[Excerpts from a figure dataset]
========

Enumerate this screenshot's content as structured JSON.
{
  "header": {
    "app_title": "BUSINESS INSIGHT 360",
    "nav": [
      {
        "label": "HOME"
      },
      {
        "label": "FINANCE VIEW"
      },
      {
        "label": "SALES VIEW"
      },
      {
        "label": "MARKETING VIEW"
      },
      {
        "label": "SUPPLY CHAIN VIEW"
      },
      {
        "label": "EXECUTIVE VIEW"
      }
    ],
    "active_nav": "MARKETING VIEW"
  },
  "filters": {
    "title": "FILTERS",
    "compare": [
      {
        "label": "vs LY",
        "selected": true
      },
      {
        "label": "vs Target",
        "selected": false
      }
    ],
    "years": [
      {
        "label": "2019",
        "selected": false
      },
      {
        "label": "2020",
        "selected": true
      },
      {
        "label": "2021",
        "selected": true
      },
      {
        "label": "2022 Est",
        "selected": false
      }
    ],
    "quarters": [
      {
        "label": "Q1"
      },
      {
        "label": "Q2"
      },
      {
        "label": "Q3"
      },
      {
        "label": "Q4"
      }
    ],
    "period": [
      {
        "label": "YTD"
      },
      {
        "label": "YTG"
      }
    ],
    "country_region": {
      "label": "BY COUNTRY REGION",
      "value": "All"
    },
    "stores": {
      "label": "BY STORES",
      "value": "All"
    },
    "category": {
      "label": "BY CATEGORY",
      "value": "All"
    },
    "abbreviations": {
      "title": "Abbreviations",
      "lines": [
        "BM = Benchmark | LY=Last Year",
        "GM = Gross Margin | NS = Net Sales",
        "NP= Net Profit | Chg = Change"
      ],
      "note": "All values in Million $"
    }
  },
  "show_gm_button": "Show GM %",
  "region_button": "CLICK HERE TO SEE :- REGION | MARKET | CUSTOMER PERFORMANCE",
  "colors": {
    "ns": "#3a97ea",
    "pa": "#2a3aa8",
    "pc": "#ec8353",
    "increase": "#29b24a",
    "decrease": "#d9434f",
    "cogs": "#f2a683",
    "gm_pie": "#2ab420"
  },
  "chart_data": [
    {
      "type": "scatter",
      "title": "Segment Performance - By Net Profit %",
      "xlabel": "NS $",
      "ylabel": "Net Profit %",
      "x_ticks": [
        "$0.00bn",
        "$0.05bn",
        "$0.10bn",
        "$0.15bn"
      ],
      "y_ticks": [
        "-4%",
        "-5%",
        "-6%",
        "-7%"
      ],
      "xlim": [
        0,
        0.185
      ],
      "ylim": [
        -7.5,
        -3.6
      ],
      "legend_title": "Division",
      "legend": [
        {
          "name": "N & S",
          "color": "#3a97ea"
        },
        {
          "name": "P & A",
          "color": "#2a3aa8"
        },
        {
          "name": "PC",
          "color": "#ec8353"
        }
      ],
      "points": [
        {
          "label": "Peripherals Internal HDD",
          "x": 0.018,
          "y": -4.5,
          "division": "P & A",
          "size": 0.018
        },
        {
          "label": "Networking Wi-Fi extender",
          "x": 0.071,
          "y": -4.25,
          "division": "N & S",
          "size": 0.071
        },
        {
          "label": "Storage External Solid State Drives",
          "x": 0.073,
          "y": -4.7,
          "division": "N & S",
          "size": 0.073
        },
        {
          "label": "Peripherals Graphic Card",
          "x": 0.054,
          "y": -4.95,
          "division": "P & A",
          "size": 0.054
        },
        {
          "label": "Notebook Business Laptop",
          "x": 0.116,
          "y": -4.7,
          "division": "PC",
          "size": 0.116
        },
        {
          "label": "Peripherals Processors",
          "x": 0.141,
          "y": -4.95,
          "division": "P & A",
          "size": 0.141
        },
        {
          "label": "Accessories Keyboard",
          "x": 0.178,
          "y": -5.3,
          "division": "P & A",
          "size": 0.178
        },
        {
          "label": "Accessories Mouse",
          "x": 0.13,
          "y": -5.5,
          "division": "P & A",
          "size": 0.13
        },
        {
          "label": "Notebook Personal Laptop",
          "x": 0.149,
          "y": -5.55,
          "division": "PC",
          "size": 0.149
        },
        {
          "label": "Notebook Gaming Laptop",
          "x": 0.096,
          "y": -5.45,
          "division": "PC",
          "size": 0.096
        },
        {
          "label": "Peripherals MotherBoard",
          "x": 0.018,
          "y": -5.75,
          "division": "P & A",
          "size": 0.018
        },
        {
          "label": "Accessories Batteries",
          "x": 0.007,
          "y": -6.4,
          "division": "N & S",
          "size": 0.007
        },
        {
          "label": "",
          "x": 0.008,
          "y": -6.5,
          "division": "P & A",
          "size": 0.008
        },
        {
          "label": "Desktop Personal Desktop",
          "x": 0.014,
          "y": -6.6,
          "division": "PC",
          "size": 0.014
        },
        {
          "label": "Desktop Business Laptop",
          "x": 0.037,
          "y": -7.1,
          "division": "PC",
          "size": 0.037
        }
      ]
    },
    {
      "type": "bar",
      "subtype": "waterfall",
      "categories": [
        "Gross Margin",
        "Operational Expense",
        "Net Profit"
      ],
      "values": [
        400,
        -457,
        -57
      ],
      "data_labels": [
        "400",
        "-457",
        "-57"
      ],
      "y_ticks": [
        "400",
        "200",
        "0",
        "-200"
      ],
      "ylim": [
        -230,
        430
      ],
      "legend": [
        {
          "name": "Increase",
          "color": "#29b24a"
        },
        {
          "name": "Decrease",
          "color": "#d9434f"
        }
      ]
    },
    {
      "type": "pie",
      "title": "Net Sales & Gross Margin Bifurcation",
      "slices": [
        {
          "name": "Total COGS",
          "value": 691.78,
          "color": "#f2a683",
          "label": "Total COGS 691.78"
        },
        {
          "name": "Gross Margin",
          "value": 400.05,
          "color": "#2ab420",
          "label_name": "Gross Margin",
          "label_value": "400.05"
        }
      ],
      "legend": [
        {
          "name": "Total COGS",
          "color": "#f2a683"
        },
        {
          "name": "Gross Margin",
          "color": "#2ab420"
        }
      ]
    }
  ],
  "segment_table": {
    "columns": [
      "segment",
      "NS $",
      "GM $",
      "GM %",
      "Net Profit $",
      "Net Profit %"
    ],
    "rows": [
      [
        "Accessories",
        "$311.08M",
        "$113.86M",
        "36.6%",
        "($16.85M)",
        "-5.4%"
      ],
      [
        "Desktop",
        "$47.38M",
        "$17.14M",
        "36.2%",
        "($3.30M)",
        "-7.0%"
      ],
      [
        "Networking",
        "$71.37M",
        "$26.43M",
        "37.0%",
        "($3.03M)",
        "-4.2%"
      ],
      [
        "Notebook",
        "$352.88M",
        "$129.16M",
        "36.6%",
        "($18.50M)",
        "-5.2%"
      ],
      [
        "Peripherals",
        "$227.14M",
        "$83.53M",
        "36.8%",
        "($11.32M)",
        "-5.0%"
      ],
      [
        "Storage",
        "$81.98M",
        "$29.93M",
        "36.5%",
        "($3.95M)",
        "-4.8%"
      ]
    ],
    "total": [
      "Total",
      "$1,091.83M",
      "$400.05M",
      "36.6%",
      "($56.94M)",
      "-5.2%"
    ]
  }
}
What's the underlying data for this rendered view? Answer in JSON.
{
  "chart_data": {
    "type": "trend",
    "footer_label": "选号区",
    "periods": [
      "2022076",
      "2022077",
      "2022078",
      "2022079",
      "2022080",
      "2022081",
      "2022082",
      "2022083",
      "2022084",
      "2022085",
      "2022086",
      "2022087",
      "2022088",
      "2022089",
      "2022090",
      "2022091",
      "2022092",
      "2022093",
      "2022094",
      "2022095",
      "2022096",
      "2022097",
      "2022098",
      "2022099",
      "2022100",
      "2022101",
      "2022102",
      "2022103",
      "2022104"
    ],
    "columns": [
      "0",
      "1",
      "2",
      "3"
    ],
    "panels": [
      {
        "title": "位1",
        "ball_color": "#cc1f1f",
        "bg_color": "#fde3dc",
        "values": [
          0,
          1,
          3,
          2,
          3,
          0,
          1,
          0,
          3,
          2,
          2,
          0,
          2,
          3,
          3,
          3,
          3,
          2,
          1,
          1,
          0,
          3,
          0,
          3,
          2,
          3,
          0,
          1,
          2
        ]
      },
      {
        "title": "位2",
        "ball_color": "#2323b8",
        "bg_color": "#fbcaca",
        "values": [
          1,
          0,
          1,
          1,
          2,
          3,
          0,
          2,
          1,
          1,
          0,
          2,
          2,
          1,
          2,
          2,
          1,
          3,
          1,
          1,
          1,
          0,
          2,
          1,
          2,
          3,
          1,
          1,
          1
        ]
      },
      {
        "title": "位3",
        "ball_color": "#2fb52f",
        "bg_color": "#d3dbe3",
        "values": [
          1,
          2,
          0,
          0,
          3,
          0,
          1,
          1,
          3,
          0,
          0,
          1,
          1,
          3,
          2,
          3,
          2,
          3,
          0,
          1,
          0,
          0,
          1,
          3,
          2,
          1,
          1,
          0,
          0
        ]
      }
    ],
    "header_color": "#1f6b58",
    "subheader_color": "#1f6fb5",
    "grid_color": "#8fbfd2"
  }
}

========

:: Written instruction ::
Write out every line of the listing that holds the word "Accessories".

:: Full output ::
          "label": "Accessories Keyboard",
          "label": "Accessories Mouse",
          "label": "Accessories Batteries",
        "Accessories",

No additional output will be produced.